Repeat the entries below exactly as they appear, with no pictures.

Data excerpts:

+-------+

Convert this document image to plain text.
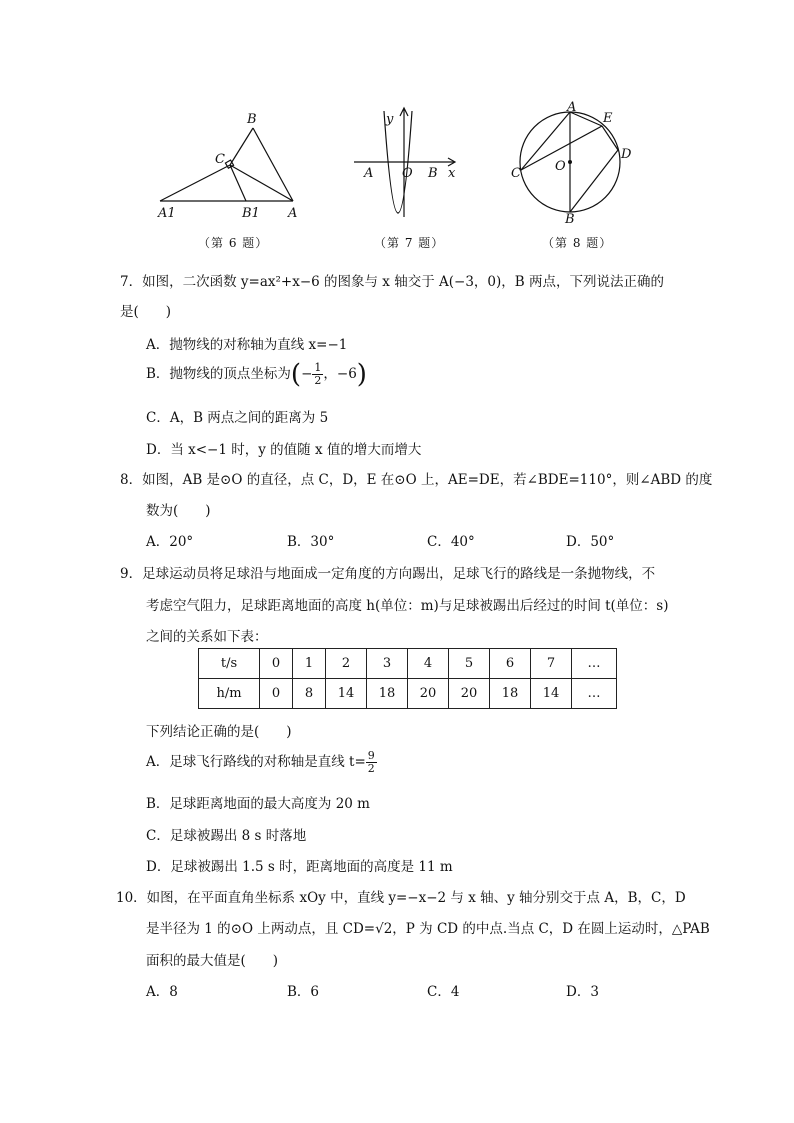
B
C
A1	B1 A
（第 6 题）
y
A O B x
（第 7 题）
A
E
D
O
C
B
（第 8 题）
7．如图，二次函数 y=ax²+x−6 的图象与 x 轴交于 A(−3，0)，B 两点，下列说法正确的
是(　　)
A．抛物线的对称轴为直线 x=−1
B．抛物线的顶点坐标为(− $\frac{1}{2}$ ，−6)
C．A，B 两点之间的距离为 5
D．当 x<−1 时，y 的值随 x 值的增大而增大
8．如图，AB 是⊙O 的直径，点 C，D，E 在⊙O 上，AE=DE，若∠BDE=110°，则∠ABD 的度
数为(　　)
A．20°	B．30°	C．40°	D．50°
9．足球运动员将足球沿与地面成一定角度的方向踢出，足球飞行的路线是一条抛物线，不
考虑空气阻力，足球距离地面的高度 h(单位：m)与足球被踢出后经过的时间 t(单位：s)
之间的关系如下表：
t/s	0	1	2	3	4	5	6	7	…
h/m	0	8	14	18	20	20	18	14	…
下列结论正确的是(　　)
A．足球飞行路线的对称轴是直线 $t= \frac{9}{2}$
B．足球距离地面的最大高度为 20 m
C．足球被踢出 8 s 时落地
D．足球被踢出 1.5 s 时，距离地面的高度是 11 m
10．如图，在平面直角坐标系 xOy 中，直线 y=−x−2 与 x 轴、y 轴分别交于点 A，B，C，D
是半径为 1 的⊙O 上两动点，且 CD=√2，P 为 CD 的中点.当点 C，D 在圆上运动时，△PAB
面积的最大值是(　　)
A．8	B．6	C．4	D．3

+-------+

# Completed exercise
Convert this document image to plain text.
B
C
A1	B1 A
（第 6 题）
y
A O B x
（第 7 题）
A
E
D
O
C
B
（第 8 题）
7．如图，二次函数 y=ax²+x−6 的图象与 x 轴交于 A(−3，0)，B 两点，下列说法正确的
是(　　)
A．抛物线的对称轴为直线 x=−1
B．抛物线的顶点坐标为(− $\frac{1}{2}$ ，−6)
C．A，B 两点之间的距离为 5
D．当 x<−1 时，y 的值随 x 值的增大而增大
8．如图，AB 是⊙O 的直径，点 C，D，E 在⊙O 上，AE=DE，若∠BDE=110°，则∠ABD 的度
数为(　　)
A．20°	B．30°	C．40°	D．50°
9．足球运动员将足球沿与地面成一定角度的方向踢出，足球飞行的路线是一条抛物线，不
考虑空气阻力，足球距离地面的高度 h(单位：m)与足球被踢出后经过的时间 t(单位：s)
之间的关系如下表：
t/s	0	1	2	3	4	5	6	7	…
h/m	0	8	14	18	20	20	18	14	…
下列结论正确的是(　　)
A．足球飞行路线的对称轴是直线 $t= \frac{9}{2}$
B．足球距离地面的最大高度为 20 m
C．足球被踢出 8 s 时落地
D．足球被踢出 1.5 s 时，距离地面的高度是 11 m
10．如图，在平面直角坐标系 xOy 中，直线 y=−x−2 与 x 轴、y 轴分别交于点 A，B，C，D
是半径为 1 的⊙O 上两动点，且 CD=√2，P 为 CD 的中点.当点 C，D 在圆上运动时，△PAB
面积的最大值是(　　)
A．8	B．6	C．4	D．3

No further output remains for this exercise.